Identify, in the records below, every line where the string "комитета" appears, and copy each such line.

[Dataset rows]
+-------+
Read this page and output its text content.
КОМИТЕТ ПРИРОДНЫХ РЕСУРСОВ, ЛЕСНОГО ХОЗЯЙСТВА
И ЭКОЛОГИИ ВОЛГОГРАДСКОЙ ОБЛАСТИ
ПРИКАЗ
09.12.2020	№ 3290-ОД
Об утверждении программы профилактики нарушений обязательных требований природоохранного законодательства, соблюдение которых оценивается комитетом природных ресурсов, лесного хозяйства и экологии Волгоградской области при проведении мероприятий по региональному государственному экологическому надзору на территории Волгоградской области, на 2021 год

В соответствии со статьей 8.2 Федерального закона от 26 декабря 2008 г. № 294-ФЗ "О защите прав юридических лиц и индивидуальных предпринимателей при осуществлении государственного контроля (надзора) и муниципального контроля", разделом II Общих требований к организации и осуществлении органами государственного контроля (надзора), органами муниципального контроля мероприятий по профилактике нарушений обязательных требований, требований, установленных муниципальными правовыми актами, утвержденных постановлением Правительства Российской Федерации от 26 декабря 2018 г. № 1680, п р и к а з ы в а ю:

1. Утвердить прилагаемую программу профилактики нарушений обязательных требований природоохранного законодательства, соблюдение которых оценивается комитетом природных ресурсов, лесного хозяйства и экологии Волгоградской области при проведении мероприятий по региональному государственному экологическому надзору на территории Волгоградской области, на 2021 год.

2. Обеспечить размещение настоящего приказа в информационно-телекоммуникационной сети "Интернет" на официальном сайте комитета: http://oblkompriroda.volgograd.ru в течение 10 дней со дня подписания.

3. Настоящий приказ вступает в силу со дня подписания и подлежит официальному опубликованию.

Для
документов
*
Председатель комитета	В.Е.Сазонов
+-------+
» **Task output**:
2. Обеспечить размещение настоящего приказа в информационно-телекоммуникационной сети "Интернет" на официальном сайте комитета: http://oblkompriroda.volgograd.ru в течение 10 дней со дня подписания.
Председатель комитета	В.Е.Сазонов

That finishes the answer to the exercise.